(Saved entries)
_ _ _

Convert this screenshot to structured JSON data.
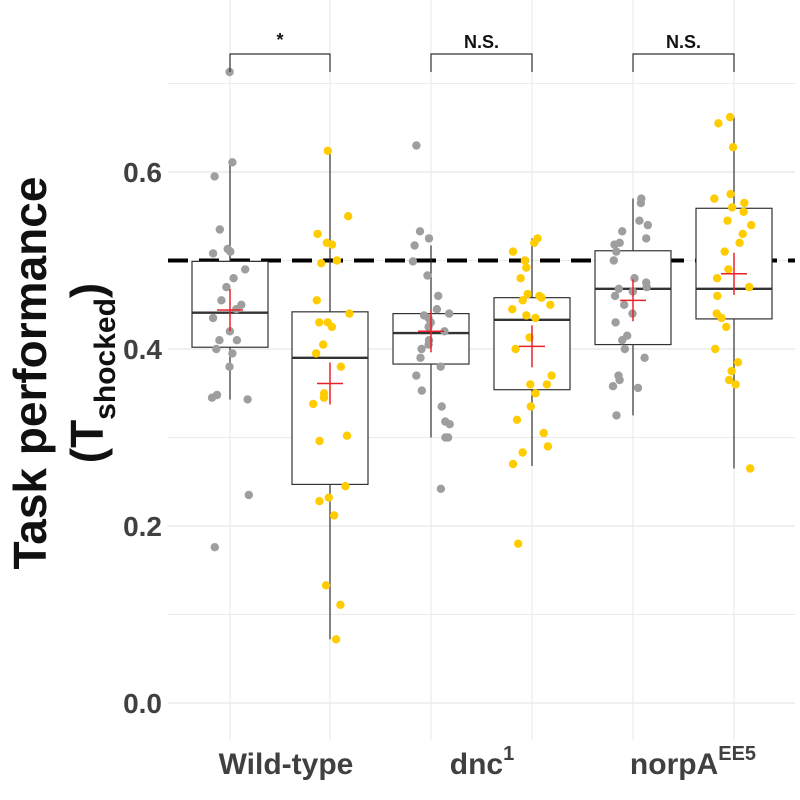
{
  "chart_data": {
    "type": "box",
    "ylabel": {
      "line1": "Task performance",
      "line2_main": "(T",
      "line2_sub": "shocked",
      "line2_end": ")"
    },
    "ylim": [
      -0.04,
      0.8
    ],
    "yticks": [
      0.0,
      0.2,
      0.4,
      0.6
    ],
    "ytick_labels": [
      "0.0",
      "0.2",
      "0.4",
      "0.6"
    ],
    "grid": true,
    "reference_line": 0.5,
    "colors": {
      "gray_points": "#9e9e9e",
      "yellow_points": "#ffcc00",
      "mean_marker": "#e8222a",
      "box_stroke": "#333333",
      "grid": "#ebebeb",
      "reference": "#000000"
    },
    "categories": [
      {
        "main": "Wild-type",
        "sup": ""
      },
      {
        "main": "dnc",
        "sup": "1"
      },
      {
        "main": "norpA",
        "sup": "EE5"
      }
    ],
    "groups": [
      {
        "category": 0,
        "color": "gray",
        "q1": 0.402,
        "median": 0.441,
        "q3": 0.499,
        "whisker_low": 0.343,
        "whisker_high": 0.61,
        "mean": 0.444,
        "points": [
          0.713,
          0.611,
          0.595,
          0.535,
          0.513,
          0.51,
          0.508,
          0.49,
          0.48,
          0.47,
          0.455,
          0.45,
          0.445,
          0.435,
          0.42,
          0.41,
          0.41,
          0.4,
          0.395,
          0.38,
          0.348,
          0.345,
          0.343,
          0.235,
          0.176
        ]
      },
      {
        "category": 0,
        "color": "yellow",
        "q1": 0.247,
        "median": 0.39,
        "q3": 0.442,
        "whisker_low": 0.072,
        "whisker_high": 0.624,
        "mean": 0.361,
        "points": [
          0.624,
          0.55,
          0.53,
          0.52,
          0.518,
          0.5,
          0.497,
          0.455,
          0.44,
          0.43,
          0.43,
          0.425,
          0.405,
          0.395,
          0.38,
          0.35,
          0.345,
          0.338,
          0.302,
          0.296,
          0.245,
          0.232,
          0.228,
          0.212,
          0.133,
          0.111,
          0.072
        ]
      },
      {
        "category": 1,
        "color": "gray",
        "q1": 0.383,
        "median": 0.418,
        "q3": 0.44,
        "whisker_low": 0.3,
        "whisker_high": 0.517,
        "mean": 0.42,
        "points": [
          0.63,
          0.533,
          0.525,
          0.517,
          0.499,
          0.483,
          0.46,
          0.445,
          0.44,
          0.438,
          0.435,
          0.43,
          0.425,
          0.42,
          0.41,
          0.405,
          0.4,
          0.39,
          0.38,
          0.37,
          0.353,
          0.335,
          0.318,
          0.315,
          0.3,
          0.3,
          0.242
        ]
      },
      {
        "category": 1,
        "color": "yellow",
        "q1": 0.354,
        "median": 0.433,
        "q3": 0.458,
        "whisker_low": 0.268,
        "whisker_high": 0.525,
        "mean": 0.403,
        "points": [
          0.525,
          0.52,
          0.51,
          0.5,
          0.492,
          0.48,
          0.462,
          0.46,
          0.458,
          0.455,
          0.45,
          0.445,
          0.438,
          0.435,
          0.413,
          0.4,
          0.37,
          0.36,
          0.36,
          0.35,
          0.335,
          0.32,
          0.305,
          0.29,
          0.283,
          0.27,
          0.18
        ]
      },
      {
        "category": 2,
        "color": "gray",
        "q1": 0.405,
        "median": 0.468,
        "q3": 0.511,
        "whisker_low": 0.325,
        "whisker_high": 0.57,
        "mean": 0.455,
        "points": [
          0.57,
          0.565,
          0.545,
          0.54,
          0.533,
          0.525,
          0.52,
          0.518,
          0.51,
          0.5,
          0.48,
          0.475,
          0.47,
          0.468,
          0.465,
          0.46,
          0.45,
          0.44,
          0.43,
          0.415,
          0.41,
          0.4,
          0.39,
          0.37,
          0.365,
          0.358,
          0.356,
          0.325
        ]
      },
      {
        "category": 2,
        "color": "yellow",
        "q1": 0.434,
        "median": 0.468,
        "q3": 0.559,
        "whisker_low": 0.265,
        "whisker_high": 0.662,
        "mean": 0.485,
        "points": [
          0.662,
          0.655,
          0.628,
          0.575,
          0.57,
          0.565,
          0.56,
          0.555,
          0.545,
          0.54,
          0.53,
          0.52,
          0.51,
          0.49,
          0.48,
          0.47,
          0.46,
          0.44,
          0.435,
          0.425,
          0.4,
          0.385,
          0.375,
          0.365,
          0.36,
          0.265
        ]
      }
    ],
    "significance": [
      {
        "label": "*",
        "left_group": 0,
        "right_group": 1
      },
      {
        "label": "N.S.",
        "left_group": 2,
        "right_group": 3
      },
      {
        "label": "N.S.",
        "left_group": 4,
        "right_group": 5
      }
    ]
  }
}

_ _ _

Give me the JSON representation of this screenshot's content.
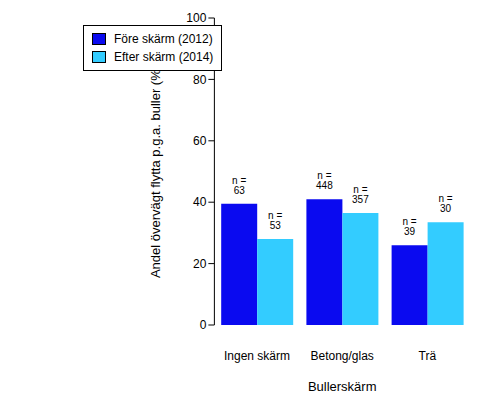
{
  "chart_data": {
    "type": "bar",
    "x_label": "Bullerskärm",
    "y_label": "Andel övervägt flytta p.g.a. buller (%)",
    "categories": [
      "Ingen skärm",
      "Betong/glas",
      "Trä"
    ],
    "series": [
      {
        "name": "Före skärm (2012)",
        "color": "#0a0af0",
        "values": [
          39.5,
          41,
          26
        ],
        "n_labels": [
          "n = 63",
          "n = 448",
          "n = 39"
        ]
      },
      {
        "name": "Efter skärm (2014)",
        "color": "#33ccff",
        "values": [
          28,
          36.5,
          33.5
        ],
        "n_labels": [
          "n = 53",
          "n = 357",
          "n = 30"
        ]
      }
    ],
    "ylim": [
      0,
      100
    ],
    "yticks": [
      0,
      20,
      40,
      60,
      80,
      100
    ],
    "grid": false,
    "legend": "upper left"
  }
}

_ _ _

Exercise directions> Copy out each line of the material that holds the word "screenshot".

The output>
Convert this screenshot to structured JSON data.
Give me the JSON representation of this screenshot's content.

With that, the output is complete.